## Lines of data
============

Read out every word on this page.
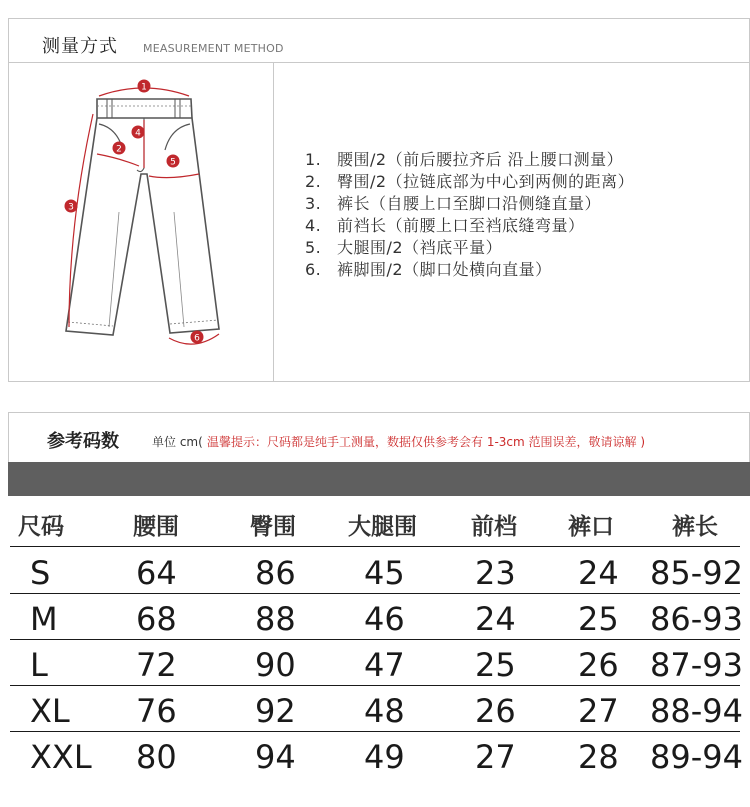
测量方式 MEASUREMENT METHOD
1
2
3
4
5
6
1. 腰围/2（前后腰拉齐后 沿上腰口测量）
2. 臀围/2（拉链底部为中心到两侧的距离）
3. 裤长（自腰上口至脚口沿侧缝直量）
4. 前裆长（前腰上口至裆底缝弯量）
5. 大腿围/2（裆底平量）
6. 裤脚围/2（脚口处横向直量）
参考码数	单位 cm( 温馨提示：尺码都是纯手工测量，数据仅供参考会有 1-3cm 范围误差，敬请谅解 )
尺码	腰围	臀围 大腿围 前档 裤口	裤长
S	64 86 45 23 24 85-92
M 68 88 46 24 25 86-93
L	72 90 47 25 26 87-93
XL 76 92 48 26 27 88-94
XXL 80 94 49 27 28 89-94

============

Can you repeat every record above exactly, apart from the pictures?

## Result below
Read out every word on this page.
测量方式 MEASUREMENT METHOD
1
2
3
4
5
6
1. 腰围/2（前后腰拉齐后 沿上腰口测量）
2. 臀围/2（拉链底部为中心到两侧的距离）
3. 裤长（自腰上口至脚口沿侧缝直量）
4. 前裆长（前腰上口至裆底缝弯量）
5. 大腿围/2（裆底平量）
6. 裤脚围/2（脚口处横向直量）
参考码数	单位 cm( 温馨提示：尺码都是纯手工测量，数据仅供参考会有 1-3cm 范围误差，敬请谅解 )
尺码	腰围	臀围 大腿围 前档 裤口	裤长
S	64 86 45 23 24 85-92
M 68 88 46 24 25 86-93
L	72 90 47 25 26 87-93
XL 76 92 48 26 27 88-94
XXL 80 94 49 27 28 89-94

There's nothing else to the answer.